***** PROVIDED MATERIAL *****

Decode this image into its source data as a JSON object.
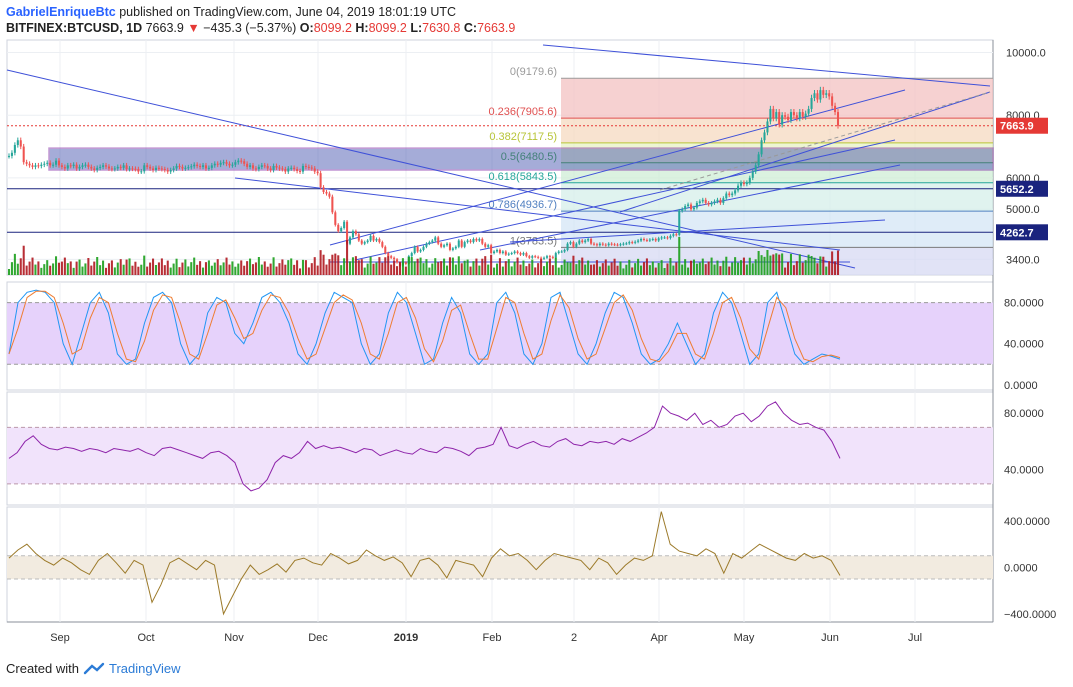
{
  "header": {
    "author": "GabrielEnriqueBtc",
    "published_text": "published on TradingView.com, June 04, 2019 18:01:19 UTC",
    "symbol": "BITFINEX:BTCUSD, 1D",
    "last": "7663.9",
    "change_arrow": "▼",
    "change": "−435.3 (−5.37%)",
    "open_label": "O:",
    "open": "8099.2",
    "high_label": "H:",
    "high": "8099.2",
    "low_label": "L:",
    "low": "7630.8",
    "close_label": "C:",
    "close": "7663.9"
  },
  "footer": {
    "created_with": "Created with",
    "brand": "TradingView",
    "logo_icon": "tradingview-logo-icon"
  },
  "colors": {
    "up": "#26a69a",
    "down": "#ef5350",
    "vol_up": "#1b9e1b",
    "vol_down": "#b0171f",
    "line": "#3f51d8",
    "stoch_k": "#2196f3",
    "stoch_d": "#ef7d32",
    "rsi": "#8e24aa",
    "cci": "#9c7a2a"
  },
  "chart_data": [
    {
      "type": "candlestick",
      "title": "BITFINEX:BTCUSD, 1D",
      "x_ticks": [
        "Sep",
        "Oct",
        "Nov",
        "Dec",
        "2019",
        "Feb",
        "2",
        "Apr",
        "May",
        "Jun",
        "Jul"
      ],
      "y_ticks": [
        "3400.0",
        "5000.0",
        "6000.0",
        "8000.0",
        "10000.0"
      ],
      "ylim": [
        2900,
        10400
      ],
      "price_labels": [
        "7663.9",
        "5652.2",
        "4262.7"
      ],
      "fibonacci": [
        {
          "label": "0(9179.6)",
          "value": 9179.6
        },
        {
          "label": "0.236(7905.6)",
          "value": 7905.6
        },
        {
          "label": "0.382(7117.5)",
          "value": 7117.5
        },
        {
          "label": "0.5(6480.5)",
          "value": 6480.5
        },
        {
          "label": "0.618(5843.5)",
          "value": 5843.5
        },
        {
          "label": "0.786(4936.7)",
          "value": 4936.7
        },
        {
          "label": "1(3783.5)",
          "value": 3783.5
        }
      ],
      "close_series": [
        6700,
        6800,
        7050,
        7200,
        7000,
        6500,
        6450,
        6400,
        6350,
        6400,
        6380,
        6420,
        6450,
        6480,
        6400,
        6420,
        6550,
        6400,
        6350,
        6300,
        6400,
        6380,
        6420,
        6300,
        6350,
        6400,
        6420,
        6350,
        6300,
        6250,
        6320,
        6350,
        6400,
        6360,
        6300,
        6280,
        6300,
        6350,
        6320,
        6400,
        6280,
        6300,
        6290,
        6280,
        6200,
        6210,
        6400,
        6350,
        6300,
        6250,
        6320,
        6300,
        6280,
        6250,
        6200,
        6250,
        6300,
        6380,
        6350,
        6300,
        6320,
        6340,
        6370,
        6420,
        6380,
        6350,
        6400,
        6300,
        6320,
        6400,
        6450,
        6420,
        6480,
        6500,
        6450,
        6400,
        6420,
        6500,
        6550,
        6530,
        6450,
        6350,
        6400,
        6300,
        6280,
        6350,
        6400,
        6380,
        6300,
        6250,
        6380,
        6330,
        6300,
        6280,
        6200,
        6300,
        6320,
        6280,
        6220,
        6200,
        6380,
        6350,
        6330,
        6300,
        6200,
        6150,
        5700,
        5550,
        5500,
        5400,
        4900,
        4500,
        4300,
        4400,
        4600,
        3900,
        4100,
        4300,
        4200,
        4000,
        3900,
        3950,
        4000,
        4150,
        4000,
        4050,
        3950,
        3800,
        3600,
        3500,
        3450,
        3400,
        3300,
        3200,
        3300,
        3250,
        3500,
        3600,
        3800,
        3650,
        3700,
        3800,
        3900,
        3950,
        4000,
        4100,
        3900,
        3800,
        3850,
        3900,
        3700,
        3750,
        3800,
        4000,
        3800,
        3950,
        4000,
        3950,
        4050,
        4000,
        4050,
        3900,
        3800,
        3850,
        3600,
        3650,
        3700,
        3600,
        3650,
        3550,
        3580,
        3600,
        3650,
        3600,
        3550,
        3600,
        3500,
        3450,
        3500,
        3480,
        3450,
        3420,
        3450,
        3500,
        3480,
        3450,
        3600,
        3650,
        3650,
        3700,
        3900,
        3950,
        3800,
        3900,
        4000,
        3950,
        4000,
        4050,
        3900,
        3880,
        3850,
        3900,
        3870,
        3850,
        3900,
        3880,
        3870,
        3860,
        3880,
        3900,
        3910,
        3950,
        3930,
        3960,
        4000,
        4050,
        4020,
        4000,
        4030,
        4050,
        4000,
        4070,
        4100,
        4100,
        4080,
        4150,
        4200,
        4180,
        4950,
        5000,
        5100,
        5150,
        5000,
        5050,
        5200,
        5250,
        5300,
        5200,
        5150,
        5200,
        5250,
        5300,
        5200,
        5350,
        5500,
        5450,
        5500,
        5600,
        5750,
        5850,
        5800,
        5850,
        6000,
        6200,
        6400,
        6750,
        7200,
        7450,
        7800,
        8200,
        7900,
        8100,
        7700,
        8000,
        7950,
        7850,
        8100,
        8000,
        7900,
        8100,
        7950,
        8050,
        8200,
        8550,
        8700,
        8500,
        8800,
        8650,
        8700,
        8600,
        8300,
        8100,
        7663.9
      ]
    },
    {
      "type": "line",
      "title": "Stochastic",
      "y_ticks": [
        "0.0000",
        "40.0000",
        "80.0000"
      ],
      "ylim": [
        -5,
        100
      ],
      "bands": [
        20,
        80
      ],
      "series": [
        {
          "values": [
            30,
            80,
            90,
            92,
            90,
            80,
            40,
            20,
            50,
            80,
            90,
            70,
            30,
            20,
            25,
            60,
            85,
            90,
            80,
            40,
            20,
            30,
            70,
            85,
            80,
            50,
            40,
            60,
            85,
            90,
            80,
            60,
            30,
            20,
            40,
            70,
            90,
            85,
            80,
            40,
            20,
            30,
            70,
            90,
            80,
            50,
            20,
            25,
            60,
            85,
            70,
            30,
            20,
            30,
            80,
            90,
            70,
            30,
            20,
            40,
            85,
            90,
            60,
            30,
            20,
            40,
            70,
            90,
            85,
            60,
            30,
            20,
            25,
            40,
            60,
            40,
            20,
            30,
            70,
            90,
            80,
            50,
            20,
            30,
            80,
            90,
            60,
            30,
            20,
            25,
            30,
            28,
            25
          ]
        }
      ]
    },
    {
      "type": "line",
      "title": "RSI",
      "y_ticks": [
        "40.0000",
        "80.0000"
      ],
      "ylim": [
        15,
        95
      ],
      "bands": [
        30,
        70
      ],
      "series": [
        {
          "values": [
            48,
            52,
            60,
            64,
            58,
            55,
            54,
            56,
            55,
            53,
            55,
            54,
            52,
            55,
            54,
            53,
            55,
            52,
            50,
            55,
            56,
            54,
            52,
            50,
            48,
            52,
            53,
            50,
            45,
            30,
            25,
            27,
            33,
            45,
            50,
            48,
            52,
            60,
            55,
            57,
            55,
            56,
            54,
            52,
            55,
            54,
            50,
            52,
            54,
            52,
            51,
            55,
            53,
            52,
            56,
            55,
            53,
            50,
            55,
            56,
            58,
            70,
            57,
            55,
            58,
            60,
            57,
            56,
            60,
            62,
            58,
            57,
            60,
            59,
            60,
            58,
            62,
            60,
            63,
            66,
            70,
            85,
            80,
            78,
            75,
            80,
            72,
            75,
            70,
            72,
            78,
            80,
            74,
            78,
            85,
            88,
            80,
            75,
            72,
            73,
            70,
            68,
            60,
            48
          ]
        }
      ]
    },
    {
      "type": "line",
      "title": "CCI",
      "y_ticks": [
        "−400.0000",
        "0.0000",
        "400.0000"
      ],
      "ylim": [
        -470,
        520
      ],
      "bands": [
        -100,
        100
      ],
      "series": [
        {
          "values": [
            80,
            150,
            200,
            120,
            60,
            20,
            80,
            40,
            -20,
            -60,
            60,
            120,
            40,
            -50,
            60,
            20,
            -300,
            -150,
            40,
            80,
            30,
            -20,
            60,
            20,
            -400,
            -250,
            -100,
            20,
            -60,
            -20,
            30,
            -40,
            60,
            80,
            40,
            20,
            120,
            80,
            30,
            60,
            150,
            100,
            60,
            90,
            40,
            -80,
            60,
            80,
            20,
            -90,
            60,
            40,
            20,
            -80,
            80,
            160,
            100,
            120,
            60,
            -20,
            60,
            120,
            100,
            80,
            60,
            -20,
            80,
            40,
            -60,
            20,
            80,
            60,
            100,
            480,
            200,
            140,
            120,
            100,
            160,
            120,
            -50,
            120,
            80,
            140,
            200,
            160,
            120,
            80,
            60,
            120,
            80,
            100,
            60,
            -70
          ]
        }
      ]
    }
  ]
}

*****

**YOUR INSTRUCTIONS**
Among the lines of the data, identify those with the word "title". Copy each of them.

**THE COMPLETED TASK**
      "title": "BITFINEX:BTCUSD, 1D",
      "title": "Stochastic",
      "title": "RSI",
      "title": "CCI",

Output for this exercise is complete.